** Begin **
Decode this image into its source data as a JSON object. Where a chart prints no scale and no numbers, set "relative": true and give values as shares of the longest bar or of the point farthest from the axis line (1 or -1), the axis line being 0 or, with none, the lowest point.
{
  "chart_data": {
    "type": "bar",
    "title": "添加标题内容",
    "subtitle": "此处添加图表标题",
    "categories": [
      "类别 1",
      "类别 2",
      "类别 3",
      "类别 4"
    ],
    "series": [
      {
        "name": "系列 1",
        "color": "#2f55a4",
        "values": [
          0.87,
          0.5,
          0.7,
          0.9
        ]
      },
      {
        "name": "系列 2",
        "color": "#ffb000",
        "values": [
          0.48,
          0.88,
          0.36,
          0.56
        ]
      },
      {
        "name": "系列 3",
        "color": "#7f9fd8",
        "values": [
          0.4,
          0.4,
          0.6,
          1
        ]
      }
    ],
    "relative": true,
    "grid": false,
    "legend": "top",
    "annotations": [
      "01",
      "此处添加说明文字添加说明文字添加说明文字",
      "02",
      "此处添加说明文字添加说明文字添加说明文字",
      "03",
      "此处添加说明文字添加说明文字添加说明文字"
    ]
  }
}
** End **
* [WHAT NEEDS TO BE DONE]:
Write out the complete set of records exactly as given.

* [WRITTEN SOLUTION]:
Decode this image into its source data as a JSON object. Where a chart prints no scale and no numbers, set "relative": true and give values as shares of the longest bar or of the point farthest from the axis line (1 or -1), the axis line being 0 or, with none, the lowest point.
{
  "chart_data": {
    "type": "bar",
    "title": "添加标题内容",
    "subtitle": "此处添加图表标题",
    "categories": [
      "类别 1",
      "类别 2",
      "类别 3",
      "类别 4"
    ],
    "series": [
      {
        "name": "系列 1",
        "color": "#2f55a4",
        "values": [
          0.87,
          0.5,
          0.7,
          0.9
        ]
      },
      {
        "name": "系列 2",
        "color": "#ffb000",
        "values": [
          0.48,
          0.88,
          0.36,
          0.56
        ]
      },
      {
        "name": "系列 3",
        "color": "#7f9fd8",
        "values": [
          0.4,
          0.4,
          0.6,
          1
        ]
      }
    ],
    "relative": true,
    "grid": false,
    "legend": "top",
    "annotations": [
      "01",
      "此处添加说明文字添加说明文字添加说明文字",
      "02",
      "此处添加说明文字添加说明文字添加说明文字",
      "03",
      "此处添加说明文字添加说明文字添加说明文字"
    ]
  }
}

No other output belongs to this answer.